> **Description of the task**
A verbatim copy of the records is required, with all pictures left out.

> **Exercise materials**
>>
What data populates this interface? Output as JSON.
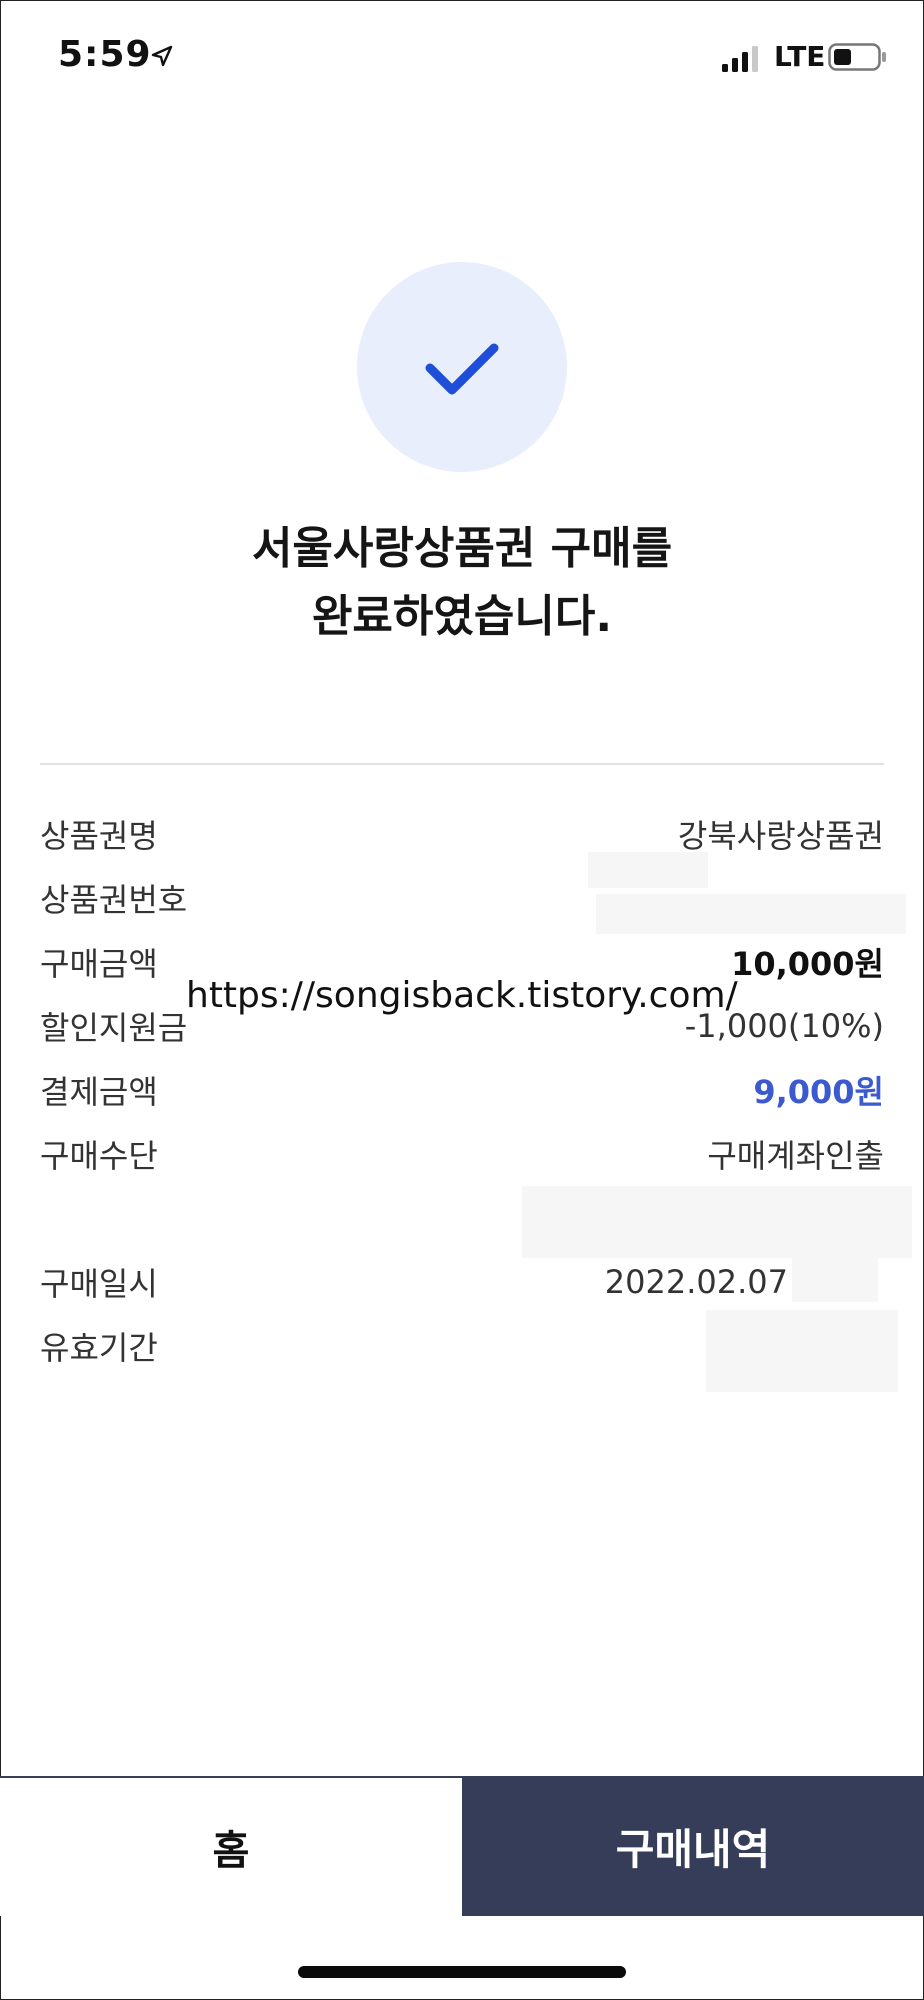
{
  "status_bar": {
    "time": "5:59",
    "network": "LTE"
  },
  "headline": {
    "line1": "서울사랑상품권 구매를",
    "line2": "완료하였습니다."
  },
  "details": [
    {
      "label": "상품권명",
      "value": "강북사랑상품권"
    },
    {
      "label": "상품권번호",
      "value": ""
    },
    {
      "label": "구매금액",
      "value": "10,000원"
    },
    {
      "label": "할인지원금",
      "value": "-1,000(10%)"
    },
    {
      "label": "결제금액",
      "value": "9,000원"
    },
    {
      "label": "구매수단",
      "value": "구매계좌인출"
    },
    {
      "label": "",
      "value": ""
    },
    {
      "label": "구매일시",
      "value": "2022.02.07"
    },
    {
      "label": "유효기간",
      "value": ""
    }
  ],
  "watermark": "https://songisback.tistory.com/",
  "buttons": {
    "home": "홈",
    "history": "구매내역"
  },
  "colors": {
    "accent": "#3c5ad0",
    "success_bg": "#e8eefc",
    "check": "#1f4fd8",
    "primary_button": "#353d58"
  },
  "icons": {
    "status": [
      "location-arrow-icon",
      "signal-bars-icon",
      "battery-icon"
    ],
    "success": "checkmark-icon"
  }
}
<<
> **Output**
What data populates this interface? Output as JSON.
{
  "status_bar": {
    "time": "5:59",
    "network": "LTE"
  },
  "headline": {
    "line1": "서울사랑상품권 구매를",
    "line2": "완료하였습니다."
  },
  "details": [
    {
      "label": "상품권명",
      "value": "강북사랑상품권"
    },
    {
      "label": "상품권번호",
      "value": ""
    },
    {
      "label": "구매금액",
      "value": "10,000원"
    },
    {
      "label": "할인지원금",
      "value": "-1,000(10%)"
    },
    {
      "label": "결제금액",
      "value": "9,000원"
    },
    {
      "label": "구매수단",
      "value": "구매계좌인출"
    },
    {
      "label": "",
      "value": ""
    },
    {
      "label": "구매일시",
      "value": "2022.02.07"
    },
    {
      "label": "유효기간",
      "value": ""
    }
  ],
  "watermark": "https://songisback.tistory.com/",
  "buttons": {
    "home": "홈",
    "history": "구매내역"
  },
  "colors": {
    "accent": "#3c5ad0",
    "success_bg": "#e8eefc",
    "check": "#1f4fd8",
    "primary_button": "#353d58"
  },
  "icons": {
    "status": [
      "location-arrow-icon",
      "signal-bars-icon",
      "battery-icon"
    ],
    "success": "checkmark-icon"
  }
}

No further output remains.